_AANGELEVERDE TEKST_
------
Met het opnemen van een juridische grondslag in de richtlijn voor het uitwisselen van informatie wordt de handhaving van de toekomstige elektronische tolsystemen op de Blankenburgverbinding en de ViA15 fors verbeterd. Door de juridische grondslag, moeten gegevens van weggebruikers met een buitenlands kenteken die de tolheffing niet tijdig voldoen, worden verstrekt aan de relevante Nederlandse uitvoeringsorganisaties1. Omgekeerd zal RDW, als nationaal contactpunt, ook een rol hebben in het verstrekken van gegevens van Nederlandse kentekenhouders die in het buitenland een tolgerelateerde overtreding begaan. Overigens bestaat een deel van deze uitwisseling al, omdat RDW deze gegevens nu al moet verstrekken op basis van artikel 8a van het Kentekenreglement.

8. Implicaties voor ontwikkelingslanden

Geen.


X Noot
1

Conform de memorie van toelichting van de Wet tijdelijke tolheffing Blankenburgverbinding en ViA15 (Kamerstuk 34 189, nr 3) is het Centraal Justitieel Incassobureau (CJIB) de beoogde uitvoeringsorganisatie voor de feitelijke verzending en invordering van bestuurlijke boetes. Hierbij zal het kenteken worden verrijkt met de naam, het adres en de woonplaats (NAW-gegevens) van de kentekenhouder. De verrijking zal plaatsvinden via de RDW, waarbij zoveel mogelijk wordt aangesloten bij de dan geldende standaard werkwijze.
------
_KORTE OPDRACHT_
Welke organisatie is volgens de aangeleverde tekst de beoogde uitvoeringsorganisatie voor de feitelijke verzending en invordering van bestuurlijke boetes?

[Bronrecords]
------
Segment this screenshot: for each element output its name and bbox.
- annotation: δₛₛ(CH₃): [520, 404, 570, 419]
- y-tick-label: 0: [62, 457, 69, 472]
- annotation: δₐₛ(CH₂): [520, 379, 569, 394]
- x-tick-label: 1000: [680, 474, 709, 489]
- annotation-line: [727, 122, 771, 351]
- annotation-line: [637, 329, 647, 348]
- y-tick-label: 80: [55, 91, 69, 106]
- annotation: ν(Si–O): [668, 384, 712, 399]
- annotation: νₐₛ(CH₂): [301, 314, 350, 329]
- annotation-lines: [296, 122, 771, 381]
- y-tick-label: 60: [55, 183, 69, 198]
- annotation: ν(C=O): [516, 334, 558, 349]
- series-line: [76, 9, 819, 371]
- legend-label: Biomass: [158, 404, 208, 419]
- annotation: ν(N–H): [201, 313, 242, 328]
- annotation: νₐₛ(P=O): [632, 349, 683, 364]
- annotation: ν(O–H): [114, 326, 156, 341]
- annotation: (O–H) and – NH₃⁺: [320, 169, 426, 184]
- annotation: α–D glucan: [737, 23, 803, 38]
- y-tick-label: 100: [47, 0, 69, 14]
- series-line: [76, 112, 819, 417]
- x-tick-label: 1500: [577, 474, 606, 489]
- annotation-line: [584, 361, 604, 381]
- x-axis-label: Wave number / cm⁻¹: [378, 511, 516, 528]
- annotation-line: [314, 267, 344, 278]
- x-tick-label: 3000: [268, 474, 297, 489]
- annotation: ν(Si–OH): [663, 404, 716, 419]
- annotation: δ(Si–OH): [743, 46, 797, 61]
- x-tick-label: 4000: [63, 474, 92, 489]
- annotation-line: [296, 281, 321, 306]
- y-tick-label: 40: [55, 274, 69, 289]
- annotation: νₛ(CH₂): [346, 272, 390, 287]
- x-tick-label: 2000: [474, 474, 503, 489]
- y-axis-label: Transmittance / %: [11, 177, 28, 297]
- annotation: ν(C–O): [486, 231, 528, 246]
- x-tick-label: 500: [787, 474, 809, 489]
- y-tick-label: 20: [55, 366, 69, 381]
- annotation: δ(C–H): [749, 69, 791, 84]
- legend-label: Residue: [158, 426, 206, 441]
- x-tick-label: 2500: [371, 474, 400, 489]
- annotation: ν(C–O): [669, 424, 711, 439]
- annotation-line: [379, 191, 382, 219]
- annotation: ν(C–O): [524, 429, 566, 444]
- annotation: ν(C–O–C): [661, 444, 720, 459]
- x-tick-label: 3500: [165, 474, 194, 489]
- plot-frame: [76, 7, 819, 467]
------
_ANTWOORD_
Het Centraal Justitieel Incassobureau (CJIB).